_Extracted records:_

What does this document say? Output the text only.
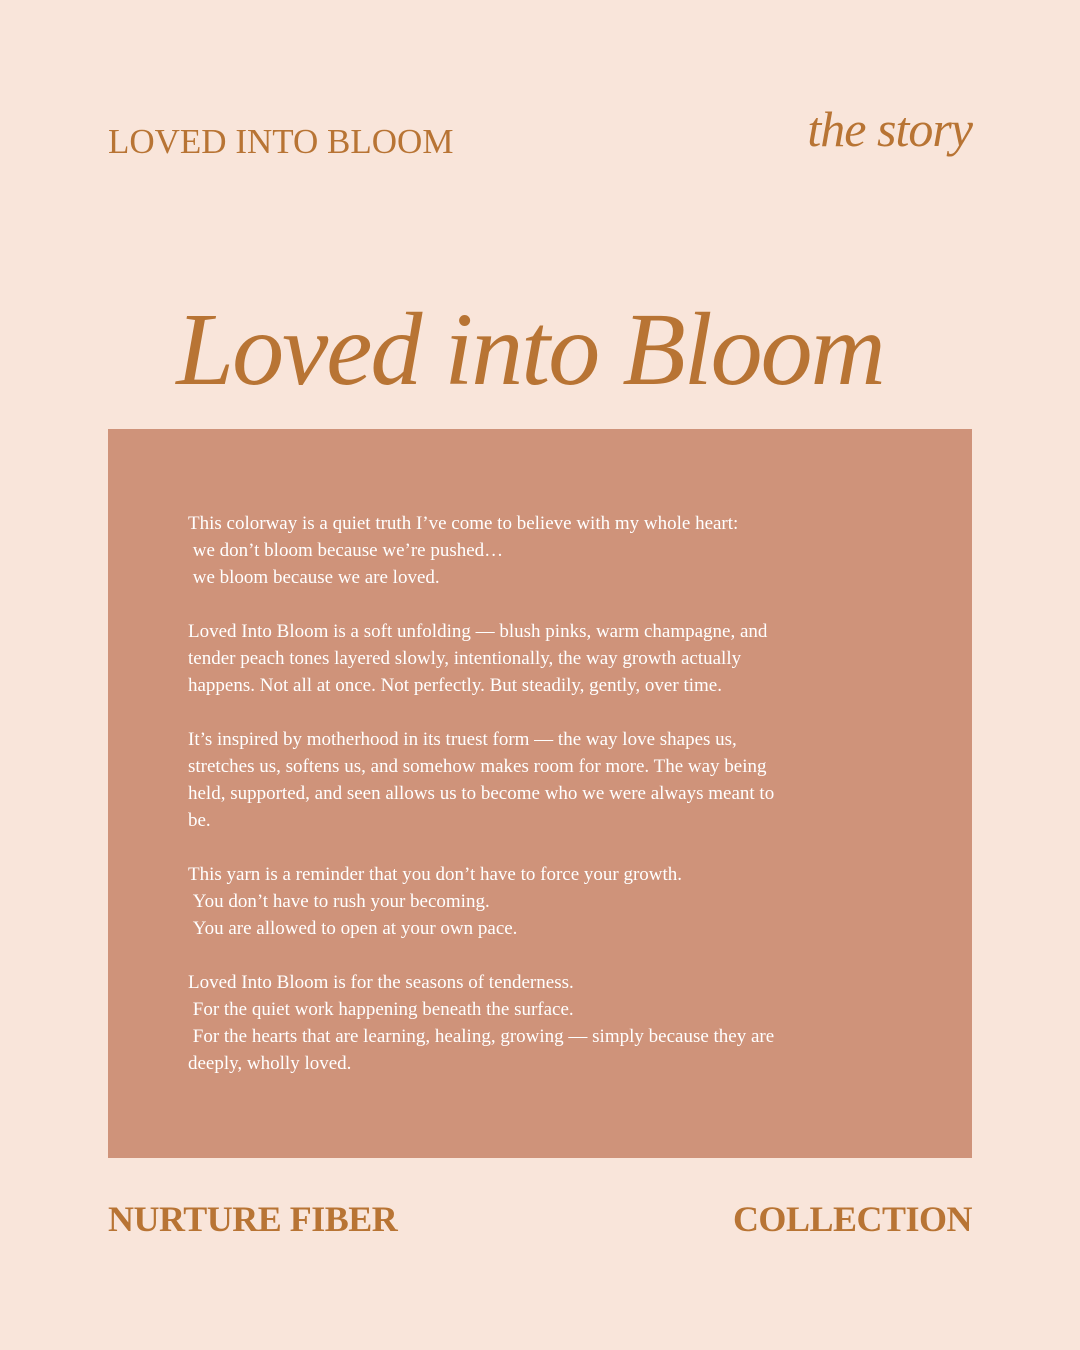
LOVED INTO BLOOM	the story
Loved into Bloom

This colorway is a quiet truth I’ve come to believe with my whole heart:
we don’t bloom because we’re pushed…
we bloom because we are loved.

Loved Into Bloom is a soft unfolding — blush pinks, warm champagne, and
tender peach tones layered slowly, intentionally, the way growth actually
happens. Not all at once. Not perfectly. But steadily, gently, over time.

It’s inspired by motherhood in its truest form — the way love shapes us,
stretches us, softens us, and somehow makes room for more. The way being
held, supported, and seen allows us to become who we were always meant to
be.

This yarn is a reminder that you don’t have to force your growth.
You don’t have to rush your becoming.
You are allowed to open at your own pace.

Loved Into Bloom is for the seasons of tenderness.
For the quiet work happening beneath the surface.
For the hearts that are learning, healing, growing — simply because they are
deeply, wholly loved.

NURTURE FIBER	COLLECTION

_To do:_ Copy, from the material, each line that holds the string "quiet".

_Task answer:_
This colorway is a quiet truth I’ve come to believe with my whole heart:
For the quiet work happening beneath the surface.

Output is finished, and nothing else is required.